Plus de trois mois après la dissolution surprise de l’Assemblée nationale, Michel Barnier a nommé, samedi soir, son gouvernement de 39 ministres dont l’équilibre se situe autour de la majorité présidentielle (13 personnes) et du parti Les Républicains (13 également ainsi que 3 qui en sont issus mais n’en font plus partie). Par ailleurs, 2 appartiennent au camp Horizons, 3 au parti UDI (Union des démocrates et indépendants, placé au centre-droit). Enfin, 3 viennent des rangs du Modem, un du Parti Radical et un du Parti Socialiste. On note également que l’ancien “super-ministère” de Catherine Vautrin, regroupant le travail, la santé et les solidarités, est cette fois-ci découpé entre plusieurs ministres. Le ministère du travail et de l’emploi revient à Astrid Panosyan-Bouvet, la santé et l’accès aux soins à Geneviève Darrieussecq.
Astrid Panosyan-Bouvet, 53 ans, députée Ensemble pour la République (majorité présidentielle) dans la 4e circonscription de Paris de juin 2022 à juin 2024, a figuré d’emblée sur la liste proposée par Michel Barnier jeudi 19 septembre au président de la République. Issue du Parti Socialiste qu’elle quitte dans les années 2000, elle conseille Emmanuel Macron lorsqu’il occupe le ministère de l’économie de 2014 à 2016. Fidèle depuis les débuts donc, elle se tient à ses côtés lors de la fondation d’En Marche, son “mouvement” créé spécialement pour l’élection présidentielle de 2022.
On ne pourra pas l’accuser d’être “restée au chaud” dans les couloirs de l’administration : Astrid Panosyan-Bouvet a aussi forgé son profil dans de grandes entreprises.

> [CONSIGNE]
Selon le texte sur le gouvernement Barnier, à qui revient le ministère de la santé et de l'accès aux soins ?

Un bloc de données
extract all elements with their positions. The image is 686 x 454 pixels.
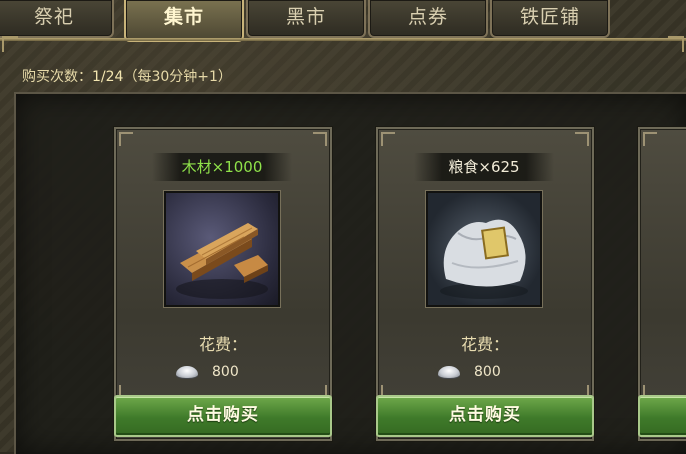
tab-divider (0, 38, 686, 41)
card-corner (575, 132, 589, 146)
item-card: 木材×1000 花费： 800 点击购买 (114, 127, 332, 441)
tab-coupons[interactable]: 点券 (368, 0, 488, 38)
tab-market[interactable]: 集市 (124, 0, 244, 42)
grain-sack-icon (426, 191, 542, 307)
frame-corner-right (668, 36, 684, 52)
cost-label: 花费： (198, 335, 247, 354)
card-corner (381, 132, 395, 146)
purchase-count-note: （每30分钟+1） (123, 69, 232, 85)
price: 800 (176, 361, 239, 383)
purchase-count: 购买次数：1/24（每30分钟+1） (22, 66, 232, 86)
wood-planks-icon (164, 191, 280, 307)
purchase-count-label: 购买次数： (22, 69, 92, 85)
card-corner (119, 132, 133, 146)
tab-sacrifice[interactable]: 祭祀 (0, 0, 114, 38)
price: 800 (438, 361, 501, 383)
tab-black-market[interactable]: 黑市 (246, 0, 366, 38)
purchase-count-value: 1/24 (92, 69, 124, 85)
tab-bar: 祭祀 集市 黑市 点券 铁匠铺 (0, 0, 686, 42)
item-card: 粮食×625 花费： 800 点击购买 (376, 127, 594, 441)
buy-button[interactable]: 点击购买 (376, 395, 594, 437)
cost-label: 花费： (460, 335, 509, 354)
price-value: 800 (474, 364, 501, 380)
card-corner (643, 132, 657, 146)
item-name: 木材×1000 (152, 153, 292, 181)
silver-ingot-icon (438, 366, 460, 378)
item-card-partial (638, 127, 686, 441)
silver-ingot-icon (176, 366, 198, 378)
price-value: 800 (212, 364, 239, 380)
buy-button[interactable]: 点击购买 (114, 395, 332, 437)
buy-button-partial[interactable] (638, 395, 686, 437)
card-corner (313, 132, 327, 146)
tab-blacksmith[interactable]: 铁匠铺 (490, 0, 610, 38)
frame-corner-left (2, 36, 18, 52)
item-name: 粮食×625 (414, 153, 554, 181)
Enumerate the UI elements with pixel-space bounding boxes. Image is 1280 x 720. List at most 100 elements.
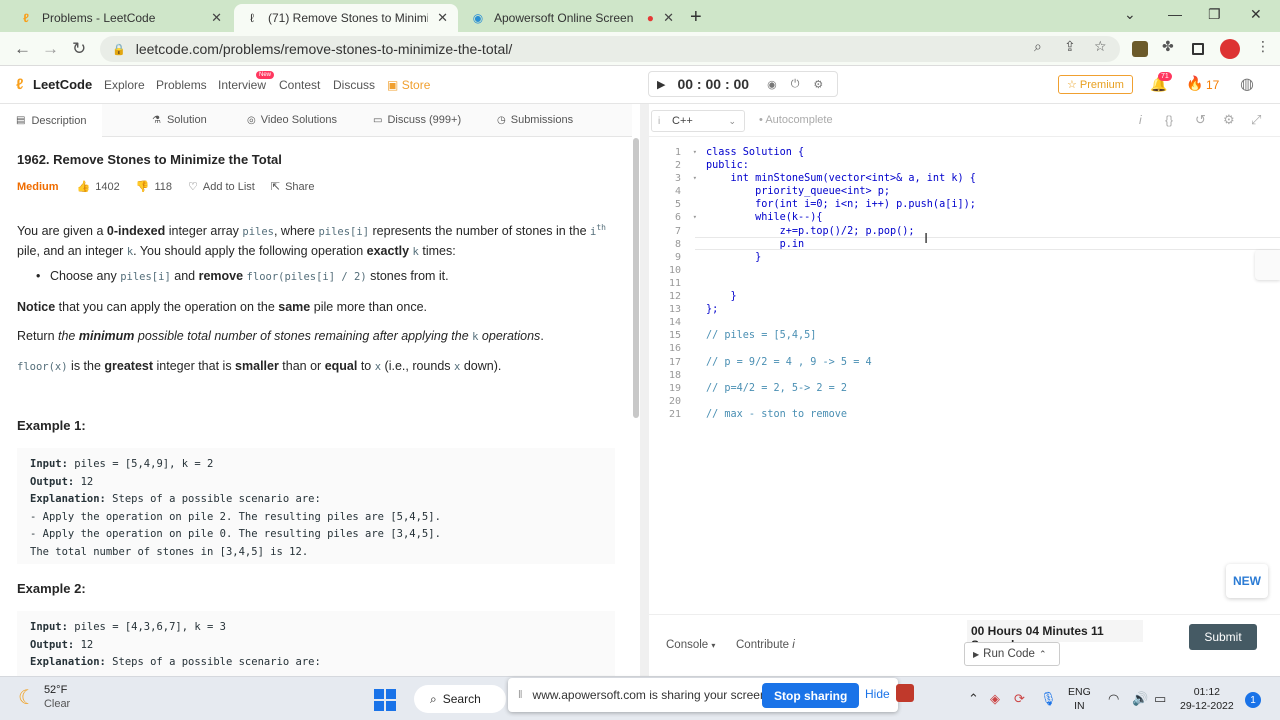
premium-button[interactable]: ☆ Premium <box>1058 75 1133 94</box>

> [RÉPONSE]
Il revient à Geneviève Darrieussecq.